KONTAN.CO.ID - JAKARTA. Kementerian Pertanian (Kementan) menargetkan Indonesia bisa mencapai produksi 35 juta ton beras pada tahun depan guna menekan laju impor. Plt Menteri Pertanian Arief Prasetyo Adi menyampaikan, terdapat sembilan arahan atau strategi untuk mewujudkan target produksi 35 juta ton beras di dalam negeri sehingga bisa menekan impor. Salah satunya dengan meningkatkan target produktivitas, dari 5,2 ton per hektare (Ha), menjadi 5,4 ton per hektare hingga 5,7 ton per hektare.
Baca Juga: Target Produksi Beras pada Tahun Depan Dipatok 35 Juta Ton Meski Ada El-Nino “Kita tingkatkan produksi beras di dalam negeri,” ujar Arief, Minggu (15/10). Selain meningkatkan target produktivitas, Arief memberikan arahan untuk memastikan detail asuransi pertanian dan optimalisasi pemanfaatan alsintan. Adapun untuk penyediaan pupuk subsidi dan komersil, ia meminta agar stok pupuk dapat dipastikan secara detail pada 26.000 outlet pupuk di Indonesia. Selain itu, susunan dari program-program Kementan ini juga dipastikan dapat bersinergi dengan kepala dinas provinsi dan kabupaten/kota. Dalam paparannya, Kementan akan memberikan reward bagi kepala dinas yang dapat memenuhi target. Untuk mendukung peningkatan produktivitas, Kementan juga menetapkan penanggung jawab wilayah di setiap wilayah, serta gerakan penyuluh pertanian. Ke depan, Kementan memastikan agar peran dari Penyuluh Pertanian Lapangan (PPL) dapat dioptimalisasikan.

* [Instruksi 1]: Ringkaslah berita tentang target produksi beras tersebut dalam dua kalimat.
* [Instruksi 2]: Tuliskan ulang bagian berita tentang target produksi beras itu di antara "KONTAN.CO.ID - JAKARTA." dan "ton per hektare.", termasuk kedua batas tersebut.

* [Catatan yang Disediakan]:
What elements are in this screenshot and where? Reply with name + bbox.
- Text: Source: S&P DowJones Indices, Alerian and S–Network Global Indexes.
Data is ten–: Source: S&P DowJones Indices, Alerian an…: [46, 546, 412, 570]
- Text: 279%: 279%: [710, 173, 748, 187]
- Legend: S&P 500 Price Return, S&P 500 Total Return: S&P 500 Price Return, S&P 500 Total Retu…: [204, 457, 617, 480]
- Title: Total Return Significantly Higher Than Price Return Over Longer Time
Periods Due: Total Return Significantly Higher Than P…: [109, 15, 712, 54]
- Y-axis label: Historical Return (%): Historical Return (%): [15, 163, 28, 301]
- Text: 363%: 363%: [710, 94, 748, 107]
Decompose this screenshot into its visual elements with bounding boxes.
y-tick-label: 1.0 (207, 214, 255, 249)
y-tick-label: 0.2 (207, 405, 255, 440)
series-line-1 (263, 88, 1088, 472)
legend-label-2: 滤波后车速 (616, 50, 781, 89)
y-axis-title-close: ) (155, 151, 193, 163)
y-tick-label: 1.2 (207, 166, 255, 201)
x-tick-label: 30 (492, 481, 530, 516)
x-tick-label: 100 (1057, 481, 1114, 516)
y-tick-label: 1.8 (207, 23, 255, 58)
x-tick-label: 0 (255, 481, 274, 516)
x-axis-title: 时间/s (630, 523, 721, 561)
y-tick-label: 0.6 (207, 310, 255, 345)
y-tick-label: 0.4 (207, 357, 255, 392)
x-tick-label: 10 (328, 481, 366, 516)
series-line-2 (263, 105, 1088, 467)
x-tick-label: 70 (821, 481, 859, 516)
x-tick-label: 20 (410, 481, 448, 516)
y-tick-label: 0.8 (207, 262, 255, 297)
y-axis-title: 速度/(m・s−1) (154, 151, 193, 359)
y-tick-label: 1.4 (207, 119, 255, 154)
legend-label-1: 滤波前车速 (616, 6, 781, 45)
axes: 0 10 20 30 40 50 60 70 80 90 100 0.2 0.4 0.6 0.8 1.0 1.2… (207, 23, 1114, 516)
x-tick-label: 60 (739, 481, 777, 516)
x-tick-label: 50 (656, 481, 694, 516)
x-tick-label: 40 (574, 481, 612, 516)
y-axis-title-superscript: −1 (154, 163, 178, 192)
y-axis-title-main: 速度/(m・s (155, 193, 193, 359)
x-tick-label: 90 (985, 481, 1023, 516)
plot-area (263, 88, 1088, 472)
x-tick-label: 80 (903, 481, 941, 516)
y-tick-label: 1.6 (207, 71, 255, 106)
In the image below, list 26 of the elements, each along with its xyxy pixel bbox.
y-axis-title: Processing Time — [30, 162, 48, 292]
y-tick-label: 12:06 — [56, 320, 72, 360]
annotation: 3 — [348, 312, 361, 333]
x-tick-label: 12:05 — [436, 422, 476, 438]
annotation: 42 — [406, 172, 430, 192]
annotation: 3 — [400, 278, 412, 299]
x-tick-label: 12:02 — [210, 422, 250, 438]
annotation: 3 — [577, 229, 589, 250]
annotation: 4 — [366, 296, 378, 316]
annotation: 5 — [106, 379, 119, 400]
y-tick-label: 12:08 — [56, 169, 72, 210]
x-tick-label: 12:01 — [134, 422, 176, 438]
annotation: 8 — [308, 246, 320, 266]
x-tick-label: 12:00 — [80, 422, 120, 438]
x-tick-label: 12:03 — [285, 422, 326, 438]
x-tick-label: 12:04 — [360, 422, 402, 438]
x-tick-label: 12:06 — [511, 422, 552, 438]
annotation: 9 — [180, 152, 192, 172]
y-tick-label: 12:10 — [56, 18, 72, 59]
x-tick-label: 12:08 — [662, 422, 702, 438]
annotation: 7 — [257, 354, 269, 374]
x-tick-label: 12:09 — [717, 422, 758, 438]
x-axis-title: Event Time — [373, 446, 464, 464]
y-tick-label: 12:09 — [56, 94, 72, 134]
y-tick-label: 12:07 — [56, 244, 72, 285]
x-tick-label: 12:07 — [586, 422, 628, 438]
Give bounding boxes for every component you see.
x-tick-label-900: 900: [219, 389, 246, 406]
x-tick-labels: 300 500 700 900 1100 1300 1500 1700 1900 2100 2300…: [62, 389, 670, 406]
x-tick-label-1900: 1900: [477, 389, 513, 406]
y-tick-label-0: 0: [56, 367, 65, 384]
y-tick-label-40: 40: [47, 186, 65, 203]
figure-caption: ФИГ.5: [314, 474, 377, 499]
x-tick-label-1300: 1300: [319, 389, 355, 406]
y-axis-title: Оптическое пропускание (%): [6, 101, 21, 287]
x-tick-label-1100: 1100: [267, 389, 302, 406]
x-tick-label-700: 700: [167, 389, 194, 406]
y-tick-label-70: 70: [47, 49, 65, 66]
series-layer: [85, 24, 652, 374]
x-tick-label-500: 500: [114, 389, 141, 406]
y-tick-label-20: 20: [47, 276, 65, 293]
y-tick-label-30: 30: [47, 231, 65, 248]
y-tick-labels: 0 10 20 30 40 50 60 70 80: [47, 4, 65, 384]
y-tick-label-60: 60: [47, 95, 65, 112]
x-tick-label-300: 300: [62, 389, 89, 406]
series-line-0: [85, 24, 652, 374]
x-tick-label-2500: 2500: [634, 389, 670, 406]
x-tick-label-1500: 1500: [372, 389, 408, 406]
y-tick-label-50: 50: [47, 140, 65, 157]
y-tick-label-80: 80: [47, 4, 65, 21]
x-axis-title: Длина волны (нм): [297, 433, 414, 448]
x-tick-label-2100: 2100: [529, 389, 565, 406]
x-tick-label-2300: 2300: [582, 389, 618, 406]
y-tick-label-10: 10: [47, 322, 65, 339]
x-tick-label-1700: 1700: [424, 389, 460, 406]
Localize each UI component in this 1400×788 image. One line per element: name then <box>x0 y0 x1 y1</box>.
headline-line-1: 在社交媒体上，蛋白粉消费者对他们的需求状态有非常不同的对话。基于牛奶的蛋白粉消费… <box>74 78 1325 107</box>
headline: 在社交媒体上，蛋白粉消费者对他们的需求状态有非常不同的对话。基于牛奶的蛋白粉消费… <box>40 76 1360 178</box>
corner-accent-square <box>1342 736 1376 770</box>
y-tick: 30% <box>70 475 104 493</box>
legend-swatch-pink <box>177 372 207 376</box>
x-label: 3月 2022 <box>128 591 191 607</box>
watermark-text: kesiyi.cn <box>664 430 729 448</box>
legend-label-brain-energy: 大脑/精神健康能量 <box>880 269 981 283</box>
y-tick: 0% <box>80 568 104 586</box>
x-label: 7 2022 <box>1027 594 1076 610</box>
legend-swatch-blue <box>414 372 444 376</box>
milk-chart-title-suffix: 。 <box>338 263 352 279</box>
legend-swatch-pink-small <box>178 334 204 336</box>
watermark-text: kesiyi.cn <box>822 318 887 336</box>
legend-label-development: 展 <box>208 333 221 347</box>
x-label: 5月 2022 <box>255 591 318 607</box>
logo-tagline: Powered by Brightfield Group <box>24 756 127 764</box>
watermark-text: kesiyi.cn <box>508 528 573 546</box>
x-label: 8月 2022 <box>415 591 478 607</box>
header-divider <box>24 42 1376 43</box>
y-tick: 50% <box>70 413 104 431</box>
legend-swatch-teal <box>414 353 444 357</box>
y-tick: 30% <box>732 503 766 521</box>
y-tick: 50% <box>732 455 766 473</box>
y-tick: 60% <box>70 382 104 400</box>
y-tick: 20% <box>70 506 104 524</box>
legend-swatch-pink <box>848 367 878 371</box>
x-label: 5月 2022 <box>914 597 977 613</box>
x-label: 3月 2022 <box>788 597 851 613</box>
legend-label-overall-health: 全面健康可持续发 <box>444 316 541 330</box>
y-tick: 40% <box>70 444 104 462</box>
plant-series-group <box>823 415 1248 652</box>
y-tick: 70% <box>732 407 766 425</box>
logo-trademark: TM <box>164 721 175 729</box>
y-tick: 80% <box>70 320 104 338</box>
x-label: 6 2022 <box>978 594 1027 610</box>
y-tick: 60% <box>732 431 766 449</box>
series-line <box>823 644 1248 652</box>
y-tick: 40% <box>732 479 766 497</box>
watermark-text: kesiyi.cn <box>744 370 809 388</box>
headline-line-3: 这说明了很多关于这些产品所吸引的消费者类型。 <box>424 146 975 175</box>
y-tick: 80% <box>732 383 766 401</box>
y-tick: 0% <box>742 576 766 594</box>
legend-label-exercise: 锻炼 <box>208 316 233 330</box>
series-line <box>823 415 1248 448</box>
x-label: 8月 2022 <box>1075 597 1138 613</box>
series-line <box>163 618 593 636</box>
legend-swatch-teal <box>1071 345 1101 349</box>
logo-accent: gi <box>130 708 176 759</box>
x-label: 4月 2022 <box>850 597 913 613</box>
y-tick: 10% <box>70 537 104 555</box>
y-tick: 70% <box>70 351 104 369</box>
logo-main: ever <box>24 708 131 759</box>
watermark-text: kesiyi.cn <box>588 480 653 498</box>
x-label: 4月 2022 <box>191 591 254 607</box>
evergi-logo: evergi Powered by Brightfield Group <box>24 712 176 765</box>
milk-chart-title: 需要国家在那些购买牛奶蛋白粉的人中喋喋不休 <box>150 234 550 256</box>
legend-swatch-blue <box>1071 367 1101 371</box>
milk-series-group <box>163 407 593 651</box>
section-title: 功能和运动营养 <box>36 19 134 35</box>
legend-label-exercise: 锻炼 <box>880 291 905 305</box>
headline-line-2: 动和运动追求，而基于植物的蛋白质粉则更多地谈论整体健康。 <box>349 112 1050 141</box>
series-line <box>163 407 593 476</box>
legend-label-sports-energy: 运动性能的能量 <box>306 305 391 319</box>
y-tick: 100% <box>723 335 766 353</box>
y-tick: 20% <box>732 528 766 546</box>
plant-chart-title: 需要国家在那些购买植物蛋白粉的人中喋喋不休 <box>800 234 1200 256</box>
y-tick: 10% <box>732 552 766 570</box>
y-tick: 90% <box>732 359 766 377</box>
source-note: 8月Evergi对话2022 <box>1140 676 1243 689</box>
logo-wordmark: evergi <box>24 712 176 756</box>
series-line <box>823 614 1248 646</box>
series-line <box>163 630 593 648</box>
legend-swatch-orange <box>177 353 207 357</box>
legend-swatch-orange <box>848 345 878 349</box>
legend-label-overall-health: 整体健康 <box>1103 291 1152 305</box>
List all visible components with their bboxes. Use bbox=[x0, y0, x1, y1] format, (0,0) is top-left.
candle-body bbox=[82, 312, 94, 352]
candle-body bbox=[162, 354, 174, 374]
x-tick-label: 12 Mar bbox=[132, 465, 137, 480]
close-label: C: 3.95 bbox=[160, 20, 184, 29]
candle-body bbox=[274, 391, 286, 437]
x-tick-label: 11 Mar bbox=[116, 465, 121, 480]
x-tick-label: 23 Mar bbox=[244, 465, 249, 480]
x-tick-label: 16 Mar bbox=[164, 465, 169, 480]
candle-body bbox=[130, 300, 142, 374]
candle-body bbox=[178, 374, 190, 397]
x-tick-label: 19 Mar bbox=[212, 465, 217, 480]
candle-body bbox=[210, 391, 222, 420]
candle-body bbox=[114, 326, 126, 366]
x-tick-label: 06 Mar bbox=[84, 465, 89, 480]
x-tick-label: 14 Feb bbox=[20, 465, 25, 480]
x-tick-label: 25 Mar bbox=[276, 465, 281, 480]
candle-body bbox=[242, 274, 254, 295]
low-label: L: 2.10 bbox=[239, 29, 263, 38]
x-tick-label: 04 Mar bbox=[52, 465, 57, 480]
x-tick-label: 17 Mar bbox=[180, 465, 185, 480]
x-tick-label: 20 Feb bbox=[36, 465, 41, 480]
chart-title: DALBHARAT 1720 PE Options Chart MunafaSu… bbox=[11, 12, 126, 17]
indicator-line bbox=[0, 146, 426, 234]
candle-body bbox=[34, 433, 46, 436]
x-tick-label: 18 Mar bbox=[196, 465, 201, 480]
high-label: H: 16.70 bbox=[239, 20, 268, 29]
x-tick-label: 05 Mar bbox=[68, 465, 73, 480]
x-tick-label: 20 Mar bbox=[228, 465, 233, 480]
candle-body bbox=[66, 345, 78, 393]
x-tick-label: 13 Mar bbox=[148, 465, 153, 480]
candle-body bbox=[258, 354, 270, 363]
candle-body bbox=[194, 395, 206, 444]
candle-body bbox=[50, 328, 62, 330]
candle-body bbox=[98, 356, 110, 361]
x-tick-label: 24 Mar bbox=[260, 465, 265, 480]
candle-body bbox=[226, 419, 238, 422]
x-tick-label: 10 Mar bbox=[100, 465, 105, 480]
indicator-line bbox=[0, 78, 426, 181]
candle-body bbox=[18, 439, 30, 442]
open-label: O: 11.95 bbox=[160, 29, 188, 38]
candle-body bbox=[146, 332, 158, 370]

* [Hasil 1]: Kementerian Pertanian menargetkan produksi 35 juta ton beras pada tahun depan untuk menekan impor, salah satunya dengan menaikkan produktivitas dari 5,2 ton per hektare menjadi 5,4 hingga 5,7 ton per hektare. Langkah lainnya mencakup kepastian asuransi pertanian, optimalisasi alsintan, pemastian stok pupuk di 26.000 outlet, sinergi dengan kepala dinas, reward bagi kepala dinas yang memenuhi target, penetapan penanggung jawab wilayah, dan optimalisasi peran penyuluh pertanian.

* [Hasil 2]:
KONTAN.CO.ID - JAKARTA. Kementerian Pertanian (Kementan) menargetkan Indonesia bisa mencapai produksi 35 juta ton beras pada tahun depan guna menekan laju impor. Plt Menteri Pertanian Arief Prasetyo Adi menyampaikan, terdapat sembilan arahan atau strategi untuk mewujudkan target produksi 35 juta ton beras di dalam negeri sehingga bisa menekan impor. Salah satunya dengan meningkatkan target produktivitas, dari 5,2 ton per hektare (Ha), menjadi 5,4 ton per hektare hingga 5,7 ton per hektare.